-------- Supplied material --------

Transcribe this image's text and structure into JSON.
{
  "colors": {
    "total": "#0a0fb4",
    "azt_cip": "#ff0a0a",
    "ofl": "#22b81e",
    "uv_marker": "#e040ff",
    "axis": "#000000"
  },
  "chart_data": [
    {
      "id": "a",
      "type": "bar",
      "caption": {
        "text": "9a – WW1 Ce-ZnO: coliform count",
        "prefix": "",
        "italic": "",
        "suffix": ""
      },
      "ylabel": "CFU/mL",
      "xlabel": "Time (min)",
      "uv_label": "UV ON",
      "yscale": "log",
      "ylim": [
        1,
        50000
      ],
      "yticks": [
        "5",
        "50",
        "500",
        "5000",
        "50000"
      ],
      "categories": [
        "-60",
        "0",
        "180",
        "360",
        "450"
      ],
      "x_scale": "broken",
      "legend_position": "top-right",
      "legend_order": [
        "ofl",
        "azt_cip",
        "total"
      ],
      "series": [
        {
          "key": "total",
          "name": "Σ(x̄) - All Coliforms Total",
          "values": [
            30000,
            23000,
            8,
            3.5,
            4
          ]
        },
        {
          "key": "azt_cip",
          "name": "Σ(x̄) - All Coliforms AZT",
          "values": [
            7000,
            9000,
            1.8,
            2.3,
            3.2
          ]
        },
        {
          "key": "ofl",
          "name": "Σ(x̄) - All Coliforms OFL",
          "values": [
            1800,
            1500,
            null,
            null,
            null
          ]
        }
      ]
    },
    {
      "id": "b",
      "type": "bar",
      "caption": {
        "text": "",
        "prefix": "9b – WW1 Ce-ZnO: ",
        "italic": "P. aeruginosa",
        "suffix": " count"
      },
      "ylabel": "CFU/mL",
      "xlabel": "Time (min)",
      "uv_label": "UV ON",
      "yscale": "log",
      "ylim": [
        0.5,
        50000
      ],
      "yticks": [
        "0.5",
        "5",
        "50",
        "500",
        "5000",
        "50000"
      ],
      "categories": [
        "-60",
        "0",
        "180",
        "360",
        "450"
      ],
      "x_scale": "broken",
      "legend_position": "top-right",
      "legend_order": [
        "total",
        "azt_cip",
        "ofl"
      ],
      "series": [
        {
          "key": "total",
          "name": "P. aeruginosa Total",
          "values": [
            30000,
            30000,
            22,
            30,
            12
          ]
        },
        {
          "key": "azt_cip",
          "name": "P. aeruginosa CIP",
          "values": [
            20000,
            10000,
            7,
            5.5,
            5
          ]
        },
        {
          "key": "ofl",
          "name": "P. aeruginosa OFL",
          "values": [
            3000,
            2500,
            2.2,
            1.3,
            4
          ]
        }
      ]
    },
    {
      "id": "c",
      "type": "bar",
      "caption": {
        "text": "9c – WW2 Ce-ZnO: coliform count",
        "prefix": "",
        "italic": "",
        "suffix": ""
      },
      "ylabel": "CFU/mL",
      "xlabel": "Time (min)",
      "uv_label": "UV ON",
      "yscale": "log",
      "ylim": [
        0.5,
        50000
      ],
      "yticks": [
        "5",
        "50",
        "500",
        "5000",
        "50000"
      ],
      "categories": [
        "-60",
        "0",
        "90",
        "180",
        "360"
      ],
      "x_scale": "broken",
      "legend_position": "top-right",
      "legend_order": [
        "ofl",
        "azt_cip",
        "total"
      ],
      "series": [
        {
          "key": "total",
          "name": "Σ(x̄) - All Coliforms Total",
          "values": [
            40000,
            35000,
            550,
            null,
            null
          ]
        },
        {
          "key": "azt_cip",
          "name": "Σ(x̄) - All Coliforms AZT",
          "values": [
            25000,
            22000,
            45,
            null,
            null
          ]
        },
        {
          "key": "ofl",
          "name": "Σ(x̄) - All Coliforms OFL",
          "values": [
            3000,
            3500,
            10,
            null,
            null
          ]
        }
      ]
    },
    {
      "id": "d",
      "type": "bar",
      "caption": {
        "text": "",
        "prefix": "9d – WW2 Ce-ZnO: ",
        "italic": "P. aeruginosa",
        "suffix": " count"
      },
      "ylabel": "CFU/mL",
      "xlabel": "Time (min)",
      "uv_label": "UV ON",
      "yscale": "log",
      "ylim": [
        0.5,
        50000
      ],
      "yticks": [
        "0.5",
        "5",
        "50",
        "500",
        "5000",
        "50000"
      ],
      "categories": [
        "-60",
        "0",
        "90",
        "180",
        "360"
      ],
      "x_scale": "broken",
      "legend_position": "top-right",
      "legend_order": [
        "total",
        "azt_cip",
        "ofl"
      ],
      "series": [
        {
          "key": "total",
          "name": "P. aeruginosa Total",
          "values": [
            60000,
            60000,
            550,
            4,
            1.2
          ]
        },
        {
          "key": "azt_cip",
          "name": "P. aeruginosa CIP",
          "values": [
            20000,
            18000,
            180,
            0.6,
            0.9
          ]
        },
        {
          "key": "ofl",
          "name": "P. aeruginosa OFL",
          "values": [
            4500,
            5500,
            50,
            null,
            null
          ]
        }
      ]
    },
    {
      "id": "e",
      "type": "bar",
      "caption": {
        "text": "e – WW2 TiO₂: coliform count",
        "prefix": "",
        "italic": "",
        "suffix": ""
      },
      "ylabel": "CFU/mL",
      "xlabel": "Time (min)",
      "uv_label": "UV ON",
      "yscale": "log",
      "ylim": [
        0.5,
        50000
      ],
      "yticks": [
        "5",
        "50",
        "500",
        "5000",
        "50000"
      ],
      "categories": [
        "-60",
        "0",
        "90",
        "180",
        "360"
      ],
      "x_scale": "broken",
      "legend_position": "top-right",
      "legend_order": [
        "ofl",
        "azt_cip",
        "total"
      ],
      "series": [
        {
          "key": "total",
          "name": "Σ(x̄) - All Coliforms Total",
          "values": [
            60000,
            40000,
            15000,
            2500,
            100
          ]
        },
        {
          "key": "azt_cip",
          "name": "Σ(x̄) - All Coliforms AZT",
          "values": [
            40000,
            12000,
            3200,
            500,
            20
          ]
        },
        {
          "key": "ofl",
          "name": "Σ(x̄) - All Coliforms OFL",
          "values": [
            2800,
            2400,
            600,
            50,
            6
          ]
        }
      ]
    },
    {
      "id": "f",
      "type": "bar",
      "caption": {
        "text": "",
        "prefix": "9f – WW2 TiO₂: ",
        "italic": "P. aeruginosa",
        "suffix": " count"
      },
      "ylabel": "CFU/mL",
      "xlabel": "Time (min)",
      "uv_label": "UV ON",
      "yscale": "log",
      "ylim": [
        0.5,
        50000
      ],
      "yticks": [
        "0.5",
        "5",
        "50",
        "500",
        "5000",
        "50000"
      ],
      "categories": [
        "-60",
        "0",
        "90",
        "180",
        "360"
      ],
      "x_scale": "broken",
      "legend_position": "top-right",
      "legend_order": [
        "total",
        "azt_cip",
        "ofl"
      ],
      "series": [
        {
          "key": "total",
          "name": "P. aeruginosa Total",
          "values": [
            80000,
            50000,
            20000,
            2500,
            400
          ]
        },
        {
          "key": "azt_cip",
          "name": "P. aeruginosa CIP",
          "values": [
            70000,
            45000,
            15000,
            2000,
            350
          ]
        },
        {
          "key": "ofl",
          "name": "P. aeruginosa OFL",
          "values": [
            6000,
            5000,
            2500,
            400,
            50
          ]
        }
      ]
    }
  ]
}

--------

From the records above, extract every line exactly as it stands.

Transcribe this image's text and structure into JSON.
{
  "colors": {
    "total": "#0a0fb4",
    "azt_cip": "#ff0a0a",
    "ofl": "#22b81e",
    "uv_marker": "#e040ff",
    "axis": "#000000"
  },
  "chart_data": [
    {
      "id": "a",
      "type": "bar",
      "caption": {
        "text": "9a – WW1 Ce-ZnO: coliform count",
        "prefix": "",
        "italic": "",
        "suffix": ""
      },
      "ylabel": "CFU/mL",
      "xlabel": "Time (min)",
      "uv_label": "UV ON",
      "yscale": "log",
      "ylim": [
        1,
        50000
      ],
      "yticks": [
        "5",
        "50",
        "500",
        "5000",
        "50000"
      ],
      "categories": [
        "-60",
        "0",
        "180",
        "360",
        "450"
      ],
      "x_scale": "broken",
      "legend_position": "top-right",
      "legend_order": [
        "ofl",
        "azt_cip",
        "total"
      ],
      "series": [
        {
          "key": "total",
          "name": "Σ(x̄) - All Coliforms Total",
          "values": [
            30000,
            23000,
            8,
            3.5,
            4
          ]
        },
        {
          "key": "azt_cip",
          "name": "Σ(x̄) - All Coliforms AZT",
          "values": [
            7000,
            9000,
            1.8,
            2.3,
            3.2
          ]
        },
        {
          "key": "ofl",
          "name": "Σ(x̄) - All Coliforms OFL",
          "values": [
            1800,
            1500,
            null,
            null,
            null
          ]
        }
      ]
    },
    {
      "id": "b",
      "type": "bar",
      "caption": {
        "text": "",
        "prefix": "9b – WW1 Ce-ZnO: ",
        "italic": "P. aeruginosa",
        "suffix": " count"
      },
      "ylabel": "CFU/mL",
      "xlabel": "Time (min)",
      "uv_label": "UV ON",
      "yscale": "log",
      "ylim": [
        0.5,
        50000
      ],
      "yticks": [
        "0.5",
        "5",
        "50",
        "500",
        "5000",
        "50000"
      ],
      "categories": [
        "-60",
        "0",
        "180",
        "360",
        "450"
      ],
      "x_scale": "broken",
      "legend_position": "top-right",
      "legend_order": [
        "total",
        "azt_cip",
        "ofl"
      ],
      "series": [
        {
          "key": "total",
          "name": "P. aeruginosa Total",
          "values": [
            30000,
            30000,
            22,
            30,
            12
          ]
        },
        {
          "key": "azt_cip",
          "name": "P. aeruginosa CIP",
          "values": [
            20000,
            10000,
            7,
            5.5,
            5
          ]
        },
        {
          "key": "ofl",
          "name": "P. aeruginosa OFL",
          "values": [
            3000,
            2500,
            2.2,
            1.3,
            4
          ]
        }
      ]
    },
    {
      "id": "c",
      "type": "bar",
      "caption": {
        "text": "9c – WW2 Ce-ZnO: coliform count",
        "prefix": "",
        "italic": "",
        "suffix": ""
      },
      "ylabel": "CFU/mL",
      "xlabel": "Time (min)",
      "uv_label": "UV ON",
      "yscale": "log",
      "ylim": [
        0.5,
        50000
      ],
      "yticks": [
        "5",
        "50",
        "500",
        "5000",
        "50000"
      ],
      "categories": [
        "-60",
        "0",
        "90",
        "180",
        "360"
      ],
      "x_scale": "broken",
      "legend_position": "top-right",
      "legend_order": [
        "ofl",
        "azt_cip",
        "total"
      ],
      "series": [
        {
          "key": "total",
          "name": "Σ(x̄) - All Coliforms Total",
          "values": [
            40000,
            35000,
            550,
            null,
            null
          ]
        },
        {
          "key": "azt_cip",
          "name": "Σ(x̄) - All Coliforms AZT",
          "values": [
            25000,
            22000,
            45,
            null,
            null
          ]
        },
        {
          "key": "ofl",
          "name": "Σ(x̄) - All Coliforms OFL",
          "values": [
            3000,
            3500,
            10,
            null,
            null
          ]
        }
      ]
    },
    {
      "id": "d",
      "type": "bar",
      "caption": {
        "text": "",
        "prefix": "9d – WW2 Ce-ZnO: ",
        "italic": "P. aeruginosa",
        "suffix": " count"
      },
      "ylabel": "CFU/mL",
      "xlabel": "Time (min)",
      "uv_label": "UV ON",
      "yscale": "log",
      "ylim": [
        0.5,
        50000
      ],
      "yticks": [
        "0.5",
        "5",
        "50",
        "500",
        "5000",
        "50000"
      ],
      "categories": [
        "-60",
        "0",
        "90",
        "180",
        "360"
      ],
      "x_scale": "broken",
      "legend_position": "top-right",
      "legend_order": [
        "total",
        "azt_cip",
        "ofl"
      ],
      "series": [
        {
          "key": "total",
          "name": "P. aeruginosa Total",
          "values": [
            60000,
            60000,
            550,
            4,
            1.2
          ]
        },
        {
          "key": "azt_cip",
          "name": "P. aeruginosa CIP",
          "values": [
            20000,
            18000,
            180,
            0.6,
            0.9
          ]
        },
        {
          "key": "ofl",
          "name": "P. aeruginosa OFL",
          "values": [
            4500,
            5500,
            50,
            null,
            null
          ]
        }
      ]
    },
    {
      "id": "e",
      "type": "bar",
      "caption": {
        "text": "e – WW2 TiO₂: coliform count",
        "prefix": "",
        "italic": "",
        "suffix": ""
      },
      "ylabel": "CFU/mL",
      "xlabel": "Time (min)",
      "uv_label": "UV ON",
      "yscale": "log",
      "ylim": [
        0.5,
        50000
      ],
      "yticks": [
        "5",
        "50",
        "500",
        "5000",
        "50000"
      ],
      "categories": [
        "-60",
        "0",
        "90",
        "180",
        "360"
      ],
      "x_scale": "broken",
      "legend_position": "top-right",
      "legend_order": [
        "ofl",
        "azt_cip",
        "total"
      ],
      "series": [
        {
          "key": "total",
          "name": "Σ(x̄) - All Coliforms Total",
          "values": [
            60000,
            40000,
            15000,
            2500,
            100
          ]
        },
        {
          "key": "azt_cip",
          "name": "Σ(x̄) - All Coliforms AZT",
          "values": [
            40000,
            12000,
            3200,
            500,
            20
          ]
        },
        {
          "key": "ofl",
          "name": "Σ(x̄) - All Coliforms OFL",
          "values": [
            2800,
            2400,
            600,
            50,
            6
          ]
        }
      ]
    },
    {
      "id": "f",
      "type": "bar",
      "caption": {
        "text": "",
        "prefix": "9f – WW2 TiO₂: ",
        "italic": "P. aeruginosa",
        "suffix": " count"
      },
      "ylabel": "CFU/mL",
      "xlabel": "Time (min)",
      "uv_label": "UV ON",
      "yscale": "log",
      "ylim": [
        0.5,
        50000
      ],
      "yticks": [
        "0.5",
        "5",
        "50",
        "500",
        "5000",
        "50000"
      ],
      "categories": [
        "-60",
        "0",
        "90",
        "180",
        "360"
      ],
      "x_scale": "broken",
      "legend_position": "top-right",
      "legend_order": [
        "total",
        "azt_cip",
        "ofl"
      ],
      "series": [
        {
          "key": "total",
          "name": "P. aeruginosa Total",
          "values": [
            80000,
            50000,
            20000,
            2500,
            400
          ]
        },
        {
          "key": "azt_cip",
          "name": "P. aeruginosa CIP",
          "values": [
            70000,
            45000,
            15000,
            2000,
            350
          ]
        },
        {
          "key": "ofl",
          "name": "P. aeruginosa OFL",
          "values": [
            6000,
            5000,
            2500,
            400,
            50
          ]
        }
      ]
    }
  ]
}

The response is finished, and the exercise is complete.